▸ INSTRUCTIONS TO FOLLOW
Reproduce the listing word for word, from its first line down to the line containing "- quote-icon: [116, 179, 129, 190]", including both.

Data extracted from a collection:
....

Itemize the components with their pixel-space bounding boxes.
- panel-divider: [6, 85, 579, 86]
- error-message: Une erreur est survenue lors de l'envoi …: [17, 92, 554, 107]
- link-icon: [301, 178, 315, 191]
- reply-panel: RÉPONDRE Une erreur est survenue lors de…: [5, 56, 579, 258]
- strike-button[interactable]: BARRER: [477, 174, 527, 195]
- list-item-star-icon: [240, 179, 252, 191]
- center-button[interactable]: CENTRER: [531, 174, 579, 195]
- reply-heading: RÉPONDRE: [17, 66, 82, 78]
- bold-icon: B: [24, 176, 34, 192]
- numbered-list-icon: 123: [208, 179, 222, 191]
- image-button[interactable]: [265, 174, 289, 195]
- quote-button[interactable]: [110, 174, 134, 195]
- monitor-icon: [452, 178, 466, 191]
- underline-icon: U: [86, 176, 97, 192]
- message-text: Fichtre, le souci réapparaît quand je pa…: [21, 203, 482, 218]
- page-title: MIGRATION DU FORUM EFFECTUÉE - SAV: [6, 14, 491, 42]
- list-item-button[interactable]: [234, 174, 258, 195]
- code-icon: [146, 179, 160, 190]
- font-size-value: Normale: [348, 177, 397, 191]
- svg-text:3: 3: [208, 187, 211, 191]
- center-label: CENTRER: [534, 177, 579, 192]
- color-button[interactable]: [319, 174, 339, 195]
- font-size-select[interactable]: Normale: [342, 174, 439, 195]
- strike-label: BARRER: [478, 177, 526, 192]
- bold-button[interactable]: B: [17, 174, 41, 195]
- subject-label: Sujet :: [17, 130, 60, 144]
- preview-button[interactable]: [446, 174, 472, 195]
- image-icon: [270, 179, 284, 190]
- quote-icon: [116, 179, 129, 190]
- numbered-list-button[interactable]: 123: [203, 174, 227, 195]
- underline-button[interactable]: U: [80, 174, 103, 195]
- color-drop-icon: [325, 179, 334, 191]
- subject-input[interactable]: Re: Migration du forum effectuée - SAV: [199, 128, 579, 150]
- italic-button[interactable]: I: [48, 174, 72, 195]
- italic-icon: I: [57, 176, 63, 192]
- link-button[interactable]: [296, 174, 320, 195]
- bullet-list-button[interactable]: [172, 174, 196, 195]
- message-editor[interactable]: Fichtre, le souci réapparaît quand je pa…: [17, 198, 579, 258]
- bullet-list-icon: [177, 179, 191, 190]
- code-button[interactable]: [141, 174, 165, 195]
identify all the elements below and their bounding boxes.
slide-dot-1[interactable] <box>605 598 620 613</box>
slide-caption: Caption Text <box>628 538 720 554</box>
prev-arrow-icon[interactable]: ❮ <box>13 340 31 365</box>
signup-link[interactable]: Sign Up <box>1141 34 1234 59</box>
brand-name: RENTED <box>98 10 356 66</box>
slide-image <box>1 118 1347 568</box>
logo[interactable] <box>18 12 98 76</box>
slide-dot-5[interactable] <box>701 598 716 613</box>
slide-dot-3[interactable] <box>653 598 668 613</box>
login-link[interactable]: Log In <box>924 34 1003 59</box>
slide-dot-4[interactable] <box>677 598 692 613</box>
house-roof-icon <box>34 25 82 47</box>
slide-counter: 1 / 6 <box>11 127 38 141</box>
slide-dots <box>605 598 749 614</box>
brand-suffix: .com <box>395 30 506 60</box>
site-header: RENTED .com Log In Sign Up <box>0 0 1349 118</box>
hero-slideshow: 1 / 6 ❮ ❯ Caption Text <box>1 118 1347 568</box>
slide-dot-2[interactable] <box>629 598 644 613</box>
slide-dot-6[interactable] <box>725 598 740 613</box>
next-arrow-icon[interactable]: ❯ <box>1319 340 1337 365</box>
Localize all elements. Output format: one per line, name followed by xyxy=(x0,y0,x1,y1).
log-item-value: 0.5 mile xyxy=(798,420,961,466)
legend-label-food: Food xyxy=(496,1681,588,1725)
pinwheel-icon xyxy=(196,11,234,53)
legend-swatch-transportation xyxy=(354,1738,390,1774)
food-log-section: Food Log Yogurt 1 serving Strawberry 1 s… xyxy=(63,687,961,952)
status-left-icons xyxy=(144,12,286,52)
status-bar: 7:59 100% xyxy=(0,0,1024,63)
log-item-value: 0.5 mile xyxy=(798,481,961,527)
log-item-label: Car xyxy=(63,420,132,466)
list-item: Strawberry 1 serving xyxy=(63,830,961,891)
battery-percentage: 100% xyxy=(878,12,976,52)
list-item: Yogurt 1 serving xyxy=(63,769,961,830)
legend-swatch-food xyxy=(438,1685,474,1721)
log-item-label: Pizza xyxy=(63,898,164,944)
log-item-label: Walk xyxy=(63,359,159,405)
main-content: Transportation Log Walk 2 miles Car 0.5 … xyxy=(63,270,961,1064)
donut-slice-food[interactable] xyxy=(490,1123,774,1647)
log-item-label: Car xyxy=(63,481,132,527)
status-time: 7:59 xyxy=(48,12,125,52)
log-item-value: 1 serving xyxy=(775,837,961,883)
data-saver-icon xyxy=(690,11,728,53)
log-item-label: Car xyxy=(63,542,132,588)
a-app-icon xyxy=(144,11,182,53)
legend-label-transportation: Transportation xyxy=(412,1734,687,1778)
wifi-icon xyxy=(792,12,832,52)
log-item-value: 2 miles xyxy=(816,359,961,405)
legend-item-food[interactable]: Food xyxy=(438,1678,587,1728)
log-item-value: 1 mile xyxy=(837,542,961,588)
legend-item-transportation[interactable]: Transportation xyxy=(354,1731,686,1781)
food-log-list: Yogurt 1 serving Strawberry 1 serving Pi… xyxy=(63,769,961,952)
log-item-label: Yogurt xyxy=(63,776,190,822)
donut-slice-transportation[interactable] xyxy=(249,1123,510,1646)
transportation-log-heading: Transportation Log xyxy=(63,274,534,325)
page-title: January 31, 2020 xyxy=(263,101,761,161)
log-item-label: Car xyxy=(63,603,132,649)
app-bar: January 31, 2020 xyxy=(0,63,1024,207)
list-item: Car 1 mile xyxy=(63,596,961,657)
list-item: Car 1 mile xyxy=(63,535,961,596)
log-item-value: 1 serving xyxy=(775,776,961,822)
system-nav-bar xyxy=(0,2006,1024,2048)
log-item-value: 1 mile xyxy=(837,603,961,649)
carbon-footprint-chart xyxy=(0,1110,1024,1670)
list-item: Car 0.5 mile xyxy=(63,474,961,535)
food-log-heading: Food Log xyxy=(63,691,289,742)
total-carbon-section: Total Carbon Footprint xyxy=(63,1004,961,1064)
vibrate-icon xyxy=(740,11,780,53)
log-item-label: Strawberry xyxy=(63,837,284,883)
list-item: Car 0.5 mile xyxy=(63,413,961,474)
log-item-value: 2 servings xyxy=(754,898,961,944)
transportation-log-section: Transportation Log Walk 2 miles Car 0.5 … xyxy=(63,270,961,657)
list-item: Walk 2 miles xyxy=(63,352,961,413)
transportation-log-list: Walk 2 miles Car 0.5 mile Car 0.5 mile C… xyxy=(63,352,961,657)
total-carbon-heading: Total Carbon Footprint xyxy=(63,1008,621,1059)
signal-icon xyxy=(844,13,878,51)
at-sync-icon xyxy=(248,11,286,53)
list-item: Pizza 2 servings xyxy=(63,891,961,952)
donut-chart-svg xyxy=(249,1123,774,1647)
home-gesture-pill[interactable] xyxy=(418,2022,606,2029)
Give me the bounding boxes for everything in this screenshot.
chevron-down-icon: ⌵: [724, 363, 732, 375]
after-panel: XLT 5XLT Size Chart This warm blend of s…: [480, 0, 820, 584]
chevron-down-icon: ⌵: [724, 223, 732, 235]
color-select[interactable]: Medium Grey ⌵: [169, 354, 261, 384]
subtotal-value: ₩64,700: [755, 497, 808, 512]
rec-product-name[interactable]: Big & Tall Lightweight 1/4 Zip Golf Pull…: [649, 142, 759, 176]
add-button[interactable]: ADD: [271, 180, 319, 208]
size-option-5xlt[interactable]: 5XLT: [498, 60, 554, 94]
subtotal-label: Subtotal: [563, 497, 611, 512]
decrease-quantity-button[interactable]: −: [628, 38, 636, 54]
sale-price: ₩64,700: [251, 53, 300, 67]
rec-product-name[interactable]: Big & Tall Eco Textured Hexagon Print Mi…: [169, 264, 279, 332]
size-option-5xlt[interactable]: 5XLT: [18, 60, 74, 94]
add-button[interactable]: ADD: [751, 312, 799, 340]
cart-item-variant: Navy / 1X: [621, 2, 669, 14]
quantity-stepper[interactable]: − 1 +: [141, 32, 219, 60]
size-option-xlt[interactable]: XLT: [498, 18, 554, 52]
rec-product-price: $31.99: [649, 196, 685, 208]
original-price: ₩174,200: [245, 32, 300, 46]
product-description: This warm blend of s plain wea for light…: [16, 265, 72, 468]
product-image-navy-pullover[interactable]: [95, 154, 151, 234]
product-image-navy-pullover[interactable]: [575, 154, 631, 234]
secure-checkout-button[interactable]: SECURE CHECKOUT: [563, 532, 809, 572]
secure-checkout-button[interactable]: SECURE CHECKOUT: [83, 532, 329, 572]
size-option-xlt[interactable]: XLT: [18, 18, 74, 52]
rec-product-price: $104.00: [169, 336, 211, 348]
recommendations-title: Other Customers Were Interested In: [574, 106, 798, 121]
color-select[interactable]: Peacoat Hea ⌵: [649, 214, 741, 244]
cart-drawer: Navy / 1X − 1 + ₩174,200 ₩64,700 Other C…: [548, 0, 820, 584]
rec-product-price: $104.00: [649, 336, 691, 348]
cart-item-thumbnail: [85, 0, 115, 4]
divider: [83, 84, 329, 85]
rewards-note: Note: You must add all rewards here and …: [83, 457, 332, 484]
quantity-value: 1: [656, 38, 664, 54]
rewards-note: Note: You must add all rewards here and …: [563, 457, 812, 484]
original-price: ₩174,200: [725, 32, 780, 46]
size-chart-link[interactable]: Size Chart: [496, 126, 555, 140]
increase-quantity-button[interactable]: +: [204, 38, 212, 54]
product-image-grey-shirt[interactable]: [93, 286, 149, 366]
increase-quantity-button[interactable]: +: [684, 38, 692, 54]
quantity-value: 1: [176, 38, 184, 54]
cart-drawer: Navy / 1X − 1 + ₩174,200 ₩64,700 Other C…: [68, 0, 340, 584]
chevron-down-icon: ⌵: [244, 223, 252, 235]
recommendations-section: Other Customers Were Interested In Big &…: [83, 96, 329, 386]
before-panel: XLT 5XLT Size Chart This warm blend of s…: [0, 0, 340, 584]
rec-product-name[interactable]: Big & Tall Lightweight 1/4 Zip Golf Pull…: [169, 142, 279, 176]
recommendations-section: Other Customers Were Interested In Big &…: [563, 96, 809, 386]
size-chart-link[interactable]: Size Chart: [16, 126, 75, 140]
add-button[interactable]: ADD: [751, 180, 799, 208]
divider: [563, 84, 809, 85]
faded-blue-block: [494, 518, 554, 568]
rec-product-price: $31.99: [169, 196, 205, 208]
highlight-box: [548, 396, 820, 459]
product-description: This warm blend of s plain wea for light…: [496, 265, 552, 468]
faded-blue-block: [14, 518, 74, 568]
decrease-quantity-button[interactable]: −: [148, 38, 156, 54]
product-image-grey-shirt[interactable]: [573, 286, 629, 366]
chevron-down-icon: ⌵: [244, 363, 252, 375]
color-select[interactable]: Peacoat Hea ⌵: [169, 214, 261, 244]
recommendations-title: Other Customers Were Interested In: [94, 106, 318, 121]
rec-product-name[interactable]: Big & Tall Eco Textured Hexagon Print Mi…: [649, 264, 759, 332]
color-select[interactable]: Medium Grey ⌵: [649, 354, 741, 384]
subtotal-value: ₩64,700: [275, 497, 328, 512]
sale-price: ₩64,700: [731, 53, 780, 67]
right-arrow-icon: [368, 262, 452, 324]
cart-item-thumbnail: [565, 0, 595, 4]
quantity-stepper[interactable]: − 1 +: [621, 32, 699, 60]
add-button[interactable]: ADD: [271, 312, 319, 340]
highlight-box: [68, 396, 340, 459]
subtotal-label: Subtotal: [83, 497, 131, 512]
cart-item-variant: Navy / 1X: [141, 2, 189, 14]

....

▸ EXERCISE OUTPUT
Itemize the components with their pixel-space bounding boxes.
- panel-divider: [6, 85, 579, 86]
- error-message: Une erreur est survenue lors de l'envoi …: [17, 92, 554, 107]
- link-icon: [301, 178, 315, 191]
- reply-panel: RÉPONDRE Une erreur est survenue lors de…: [5, 56, 579, 258]
- strike-button[interactable]: BARRER: [477, 174, 527, 195]
- list-item-star-icon: [240, 179, 252, 191]
- center-button[interactable]: CENTRER: [531, 174, 579, 195]
- reply-heading: RÉPONDRE: [17, 66, 82, 78]
- bold-icon: B: [24, 176, 34, 192]
- numbered-list-icon: 123: [208, 179, 222, 191]
- image-button[interactable]: [265, 174, 289, 195]
- quote-button[interactable]: [110, 174, 134, 195]
- monitor-icon: [452, 178, 466, 191]
- underline-icon: U: [86, 176, 97, 192]
- message-text: Fichtre, le souci réapparaît quand je pa…: [21, 203, 482, 218]
- page-title: MIGRATION DU FORUM EFFECTUÉE - SAV: [6, 14, 491, 42]
- list-item-button[interactable]: [234, 174, 258, 195]
- code-icon: [146, 179, 160, 190]
- font-size-value: Normale: [348, 177, 397, 191]
- svg-text:3: 3: [208, 187, 211, 191]
- center-label: CENTRER: [534, 177, 579, 192]
- color-button[interactable]: [319, 174, 339, 195]
- font-size-select[interactable]: Normale: [342, 174, 439, 195]
- strike-label: BARRER: [478, 177, 526, 192]
- bold-button[interactable]: B: [17, 174, 41, 195]
- subject-label: Sujet :: [17, 130, 60, 144]
- preview-button[interactable]: [446, 174, 472, 195]
- image-icon: [270, 179, 284, 190]
- quote-icon: [116, 179, 129, 190]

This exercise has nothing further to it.